*Description of the task*
Go through the records and give each one again exactly.

:: Data entries ::

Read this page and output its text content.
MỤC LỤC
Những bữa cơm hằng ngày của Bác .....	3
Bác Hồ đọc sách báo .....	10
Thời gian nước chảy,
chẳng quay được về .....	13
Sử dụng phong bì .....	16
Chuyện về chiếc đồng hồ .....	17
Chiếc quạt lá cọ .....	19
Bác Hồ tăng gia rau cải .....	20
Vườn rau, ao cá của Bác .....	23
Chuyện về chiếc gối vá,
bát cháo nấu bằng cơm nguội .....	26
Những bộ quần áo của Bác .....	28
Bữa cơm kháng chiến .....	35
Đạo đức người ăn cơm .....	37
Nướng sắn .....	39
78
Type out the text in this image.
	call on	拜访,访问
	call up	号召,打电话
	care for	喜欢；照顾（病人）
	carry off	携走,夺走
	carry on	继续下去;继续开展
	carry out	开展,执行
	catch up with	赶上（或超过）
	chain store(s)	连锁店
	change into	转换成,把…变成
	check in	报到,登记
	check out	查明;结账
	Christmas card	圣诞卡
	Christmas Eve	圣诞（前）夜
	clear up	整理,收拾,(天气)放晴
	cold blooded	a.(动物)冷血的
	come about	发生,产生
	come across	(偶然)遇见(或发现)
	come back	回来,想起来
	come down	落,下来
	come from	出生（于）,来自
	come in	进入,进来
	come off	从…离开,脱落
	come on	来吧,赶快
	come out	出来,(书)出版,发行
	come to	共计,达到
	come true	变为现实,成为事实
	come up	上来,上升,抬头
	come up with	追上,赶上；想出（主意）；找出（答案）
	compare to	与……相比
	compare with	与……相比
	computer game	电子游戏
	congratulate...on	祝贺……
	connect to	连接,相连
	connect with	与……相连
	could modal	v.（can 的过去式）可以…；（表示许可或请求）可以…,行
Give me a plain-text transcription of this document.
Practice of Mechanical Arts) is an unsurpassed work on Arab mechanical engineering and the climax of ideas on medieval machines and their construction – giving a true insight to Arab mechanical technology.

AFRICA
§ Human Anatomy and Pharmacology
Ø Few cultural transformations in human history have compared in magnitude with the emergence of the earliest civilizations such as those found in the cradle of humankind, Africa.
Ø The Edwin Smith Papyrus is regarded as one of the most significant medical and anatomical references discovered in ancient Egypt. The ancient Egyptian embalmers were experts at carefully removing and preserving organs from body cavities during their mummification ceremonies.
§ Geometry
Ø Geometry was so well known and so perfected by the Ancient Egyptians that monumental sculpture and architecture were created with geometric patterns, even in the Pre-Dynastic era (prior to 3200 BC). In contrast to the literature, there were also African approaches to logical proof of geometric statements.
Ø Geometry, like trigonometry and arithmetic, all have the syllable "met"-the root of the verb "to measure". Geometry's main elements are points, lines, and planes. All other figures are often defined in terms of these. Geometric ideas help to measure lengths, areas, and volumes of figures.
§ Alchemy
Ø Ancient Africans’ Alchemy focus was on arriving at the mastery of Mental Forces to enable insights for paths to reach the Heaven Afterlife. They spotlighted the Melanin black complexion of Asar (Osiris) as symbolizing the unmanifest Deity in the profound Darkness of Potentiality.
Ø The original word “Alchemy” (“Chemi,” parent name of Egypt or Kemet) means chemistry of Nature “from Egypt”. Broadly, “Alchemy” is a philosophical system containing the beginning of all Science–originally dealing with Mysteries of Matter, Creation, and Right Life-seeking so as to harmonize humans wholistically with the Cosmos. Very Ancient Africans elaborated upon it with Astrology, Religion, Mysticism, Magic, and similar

:::

*Complete response*
Read this page and output its text content.
MỤC LỤC
Những bữa cơm hằng ngày của Bác .....	3
Bác Hồ đọc sách báo .....	10
Thời gian nước chảy,
chẳng quay được về .....	13
Sử dụng phong bì .....	16
Chuyện về chiếc đồng hồ .....	17
Chiếc quạt lá cọ .....	19
Bác Hồ tăng gia rau cải .....	20
Vườn rau, ao cá của Bác .....	23
Chuyện về chiếc gối vá,
bát cháo nấu bằng cơm nguội .....	26
Những bộ quần áo của Bác .....	28
Bữa cơm kháng chiến .....	35
Đạo đức người ăn cơm .....	37
Nướng sắn .....	39
78
Type out the text in this image.
	call on	拜访,访问
	call up	号召,打电话
	care for	喜欢；照顾（病人）
	carry off	携走,夺走
	carry on	继续下去;继续开展
	carry out	开展,执行
	catch up with	赶上（或超过）
	chain store(s)	连锁店
	change into	转换成,把…变成
	check in	报到,登记
	check out	查明;结账
	Christmas card	圣诞卡
	Christmas Eve	圣诞（前）夜
	clear up	整理,收拾,(天气)放晴
	cold blooded	a.(动物)冷血的
	come about	发生,产生
	come across	(偶然)遇见(或发现)
	come back	回来,想起来
	come down	落,下来
	come from	出生（于）,来自
	come in	进入,进来
	come off	从…离开,脱落
	come on	来吧,赶快
	come out	出来,(书)出版,发行
	come to	共计,达到
	come true	变为现实,成为事实
	come up	上来,上升,抬头
	come up with	追上,赶上；想出（主意）；找出（答案）
	compare to	与……相比
	compare with	与……相比
	computer game	电子游戏
	congratulate...on	祝贺……
	connect to	连接,相连
	connect with	与……相连
	could modal	v.（can 的过去式）可以…；（表示许可或请求）可以…,行
Give me a plain-text transcription of this document.
Practice of Mechanical Arts) is an unsurpassed work on Arab mechanical engineering and the climax of ideas on medieval machines and their construction – giving a true insight to Arab mechanical technology.

AFRICA
§ Human Anatomy and Pharmacology
Ø Few cultural transformations in human history have compared in magnitude with the emergence of the earliest civilizations such as those found in the cradle of humankind, Africa.
Ø The Edwin Smith Papyrus is regarded as one of the most significant medical and anatomical references discovered in ancient Egypt. The ancient Egyptian embalmers were experts at carefully removing and preserving organs from body cavities during their mummification ceremonies.
§ Geometry
Ø Geometry was so well known and so perfected by the Ancient Egyptians that monumental sculpture and architecture were created with geometric patterns, even in the Pre-Dynastic era (prior to 3200 BC). In contrast to the literature, there were also African approaches to logical proof of geometric statements.
Ø Geometry, like trigonometry and arithmetic, all have the syllable "met"-the root of the verb "to measure". Geometry's main elements are points, lines, and planes. All other figures are often defined in terms of these. Geometric ideas help to measure lengths, areas, and volumes of figures.
§ Alchemy
Ø Ancient Africans’ Alchemy focus was on arriving at the mastery of Mental Forces to enable insights for paths to reach the Heaven Afterlife. They spotlighted the Melanin black complexion of Asar (Osiris) as symbolizing the unmanifest Deity in the profound Darkness of Potentiality.
Ø The original word “Alchemy” (“Chemi,” parent name of Egypt or Kemet) means chemistry of Nature “from Egypt”. Broadly, “Alchemy” is a philosophical system containing the beginning of all Science–originally dealing with Mysteries of Matter, Creation, and Right Life-seeking so as to harmonize humans wholistically with the Cosmos. Very Ancient Africans elaborated upon it with Astrology, Religion, Mysticism, Magic, and similar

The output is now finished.